(Challenge)
Go over the entries below line by line, copying each one that contains the word "위해서는".

■ ■ ■ ■

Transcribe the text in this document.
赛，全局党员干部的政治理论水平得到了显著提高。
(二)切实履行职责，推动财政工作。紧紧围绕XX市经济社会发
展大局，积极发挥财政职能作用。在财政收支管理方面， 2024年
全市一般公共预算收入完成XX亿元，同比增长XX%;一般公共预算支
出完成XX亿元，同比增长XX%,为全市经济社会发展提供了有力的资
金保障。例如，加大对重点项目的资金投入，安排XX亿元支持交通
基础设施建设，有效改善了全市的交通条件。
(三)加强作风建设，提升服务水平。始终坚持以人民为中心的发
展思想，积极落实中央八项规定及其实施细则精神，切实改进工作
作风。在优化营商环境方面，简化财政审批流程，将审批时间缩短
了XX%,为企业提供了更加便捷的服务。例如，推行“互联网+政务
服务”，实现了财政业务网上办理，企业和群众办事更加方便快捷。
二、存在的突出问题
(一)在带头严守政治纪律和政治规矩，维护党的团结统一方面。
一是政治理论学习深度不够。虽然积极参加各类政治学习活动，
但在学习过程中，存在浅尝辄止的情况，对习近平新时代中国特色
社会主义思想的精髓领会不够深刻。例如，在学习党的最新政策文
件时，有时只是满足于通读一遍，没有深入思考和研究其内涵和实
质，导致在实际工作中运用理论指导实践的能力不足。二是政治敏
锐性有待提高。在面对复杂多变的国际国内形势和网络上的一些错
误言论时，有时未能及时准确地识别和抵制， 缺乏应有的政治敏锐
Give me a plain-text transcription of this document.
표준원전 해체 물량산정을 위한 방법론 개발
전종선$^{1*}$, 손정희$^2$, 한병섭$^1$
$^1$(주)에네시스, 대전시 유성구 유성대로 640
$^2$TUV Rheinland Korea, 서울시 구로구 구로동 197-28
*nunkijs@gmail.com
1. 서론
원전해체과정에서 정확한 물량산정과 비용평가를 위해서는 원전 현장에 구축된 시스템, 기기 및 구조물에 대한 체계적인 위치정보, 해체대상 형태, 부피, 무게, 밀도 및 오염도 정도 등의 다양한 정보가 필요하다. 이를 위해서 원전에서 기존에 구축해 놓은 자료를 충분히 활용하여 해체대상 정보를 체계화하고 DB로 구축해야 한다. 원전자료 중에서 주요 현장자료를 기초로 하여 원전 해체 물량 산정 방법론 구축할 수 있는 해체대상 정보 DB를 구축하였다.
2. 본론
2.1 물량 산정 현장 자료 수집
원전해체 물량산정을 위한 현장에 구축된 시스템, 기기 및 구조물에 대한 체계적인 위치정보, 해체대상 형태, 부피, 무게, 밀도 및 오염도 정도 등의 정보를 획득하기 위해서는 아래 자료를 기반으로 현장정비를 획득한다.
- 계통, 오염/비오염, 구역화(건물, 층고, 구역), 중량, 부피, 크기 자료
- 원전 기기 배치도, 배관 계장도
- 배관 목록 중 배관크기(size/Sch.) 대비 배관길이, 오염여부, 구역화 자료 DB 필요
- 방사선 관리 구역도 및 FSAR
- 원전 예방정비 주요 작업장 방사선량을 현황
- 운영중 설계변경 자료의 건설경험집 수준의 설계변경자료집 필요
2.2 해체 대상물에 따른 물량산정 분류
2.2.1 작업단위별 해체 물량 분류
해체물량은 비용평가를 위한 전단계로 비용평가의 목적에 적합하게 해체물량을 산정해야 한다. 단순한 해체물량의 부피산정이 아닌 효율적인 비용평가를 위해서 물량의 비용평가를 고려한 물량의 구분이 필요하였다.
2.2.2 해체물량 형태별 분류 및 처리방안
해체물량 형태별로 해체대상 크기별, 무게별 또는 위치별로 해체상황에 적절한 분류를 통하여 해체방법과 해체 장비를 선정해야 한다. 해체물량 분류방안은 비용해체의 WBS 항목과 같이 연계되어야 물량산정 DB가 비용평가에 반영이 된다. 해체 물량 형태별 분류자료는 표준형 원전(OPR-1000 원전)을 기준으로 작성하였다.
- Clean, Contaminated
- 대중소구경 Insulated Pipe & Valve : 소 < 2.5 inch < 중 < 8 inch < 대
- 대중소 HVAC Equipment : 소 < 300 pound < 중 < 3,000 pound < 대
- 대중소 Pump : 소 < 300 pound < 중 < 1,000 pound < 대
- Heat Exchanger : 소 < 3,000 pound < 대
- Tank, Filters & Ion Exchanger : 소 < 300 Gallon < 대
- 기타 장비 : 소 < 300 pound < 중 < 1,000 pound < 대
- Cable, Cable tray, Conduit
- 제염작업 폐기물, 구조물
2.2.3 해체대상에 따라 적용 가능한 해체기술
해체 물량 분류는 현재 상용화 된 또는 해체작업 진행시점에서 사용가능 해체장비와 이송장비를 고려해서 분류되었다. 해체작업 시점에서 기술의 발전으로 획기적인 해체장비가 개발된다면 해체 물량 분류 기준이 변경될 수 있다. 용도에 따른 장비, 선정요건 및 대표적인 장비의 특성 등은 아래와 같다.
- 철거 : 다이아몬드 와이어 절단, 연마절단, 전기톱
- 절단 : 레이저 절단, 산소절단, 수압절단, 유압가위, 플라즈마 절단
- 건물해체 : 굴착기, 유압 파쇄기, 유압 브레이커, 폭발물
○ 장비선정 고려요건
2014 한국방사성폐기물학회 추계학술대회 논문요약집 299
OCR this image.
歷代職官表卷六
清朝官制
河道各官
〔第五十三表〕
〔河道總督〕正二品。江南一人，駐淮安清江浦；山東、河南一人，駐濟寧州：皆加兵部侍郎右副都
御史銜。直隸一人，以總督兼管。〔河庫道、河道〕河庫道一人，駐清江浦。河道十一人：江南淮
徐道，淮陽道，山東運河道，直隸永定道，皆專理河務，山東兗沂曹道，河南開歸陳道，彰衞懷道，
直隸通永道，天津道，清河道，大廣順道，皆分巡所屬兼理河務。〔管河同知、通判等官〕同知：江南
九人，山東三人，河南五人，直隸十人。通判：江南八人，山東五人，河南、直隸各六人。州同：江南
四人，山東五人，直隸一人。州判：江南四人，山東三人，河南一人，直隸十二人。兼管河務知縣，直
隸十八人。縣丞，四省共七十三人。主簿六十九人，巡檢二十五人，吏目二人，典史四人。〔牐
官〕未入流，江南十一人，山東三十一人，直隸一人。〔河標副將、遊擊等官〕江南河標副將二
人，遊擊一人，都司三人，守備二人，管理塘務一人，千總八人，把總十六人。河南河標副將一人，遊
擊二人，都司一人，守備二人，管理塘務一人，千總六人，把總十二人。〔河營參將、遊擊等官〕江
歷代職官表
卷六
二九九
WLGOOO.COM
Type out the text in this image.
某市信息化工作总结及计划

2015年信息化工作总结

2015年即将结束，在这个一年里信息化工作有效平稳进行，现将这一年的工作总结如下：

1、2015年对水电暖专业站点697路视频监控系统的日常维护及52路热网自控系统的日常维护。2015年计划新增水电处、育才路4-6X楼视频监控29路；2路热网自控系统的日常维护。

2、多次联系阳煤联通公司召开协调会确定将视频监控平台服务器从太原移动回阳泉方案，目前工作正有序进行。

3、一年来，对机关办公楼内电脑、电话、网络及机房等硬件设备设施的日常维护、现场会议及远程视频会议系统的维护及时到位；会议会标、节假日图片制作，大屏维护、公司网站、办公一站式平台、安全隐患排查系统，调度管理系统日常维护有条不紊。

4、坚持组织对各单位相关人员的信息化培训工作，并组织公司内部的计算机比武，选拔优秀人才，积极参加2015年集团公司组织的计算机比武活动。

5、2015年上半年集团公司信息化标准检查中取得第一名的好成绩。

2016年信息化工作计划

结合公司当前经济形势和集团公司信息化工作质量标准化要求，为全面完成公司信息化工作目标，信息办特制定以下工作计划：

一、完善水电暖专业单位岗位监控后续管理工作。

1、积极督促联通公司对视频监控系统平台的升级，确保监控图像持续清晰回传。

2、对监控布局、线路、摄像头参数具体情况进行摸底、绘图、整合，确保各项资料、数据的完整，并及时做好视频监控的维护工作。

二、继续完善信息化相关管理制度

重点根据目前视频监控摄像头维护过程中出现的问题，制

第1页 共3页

■ ■ ■ ■

(Completed exercise)
원전해체과정에서 정확한 물량산정과 비용평가를 위해서는 원전 현장에 구축된 시스템, 기기 및 구조물에 대한 체계적인 위치정보, 해체대상 형태, 부피, 무게, 밀도 및 오염도 정도 등의 다양한 정보가 필요하다. 이를 위해서 원전에서 기존에 구축해 놓은 자료를 충분히 활용하여 해체대상 정보를 체계화하고 DB로 구축해야 한다. 원전자료 중에서 주요 현장자료를 기초로 하여 원전 해체 물량 산정 방법론 구축할 수 있는 해체대상 정보 DB를 구축하였다.
원전해체 물량산정을 위한 현장에 구축된 시스템, 기기 및 구조물에 대한 체계적인 위치정보, 해체대상 형태, 부피, 무게, 밀도 및 오염도 정도 등의 정보를 획득하기 위해서는 아래 자료를 기반으로 현장정비를 획득한다.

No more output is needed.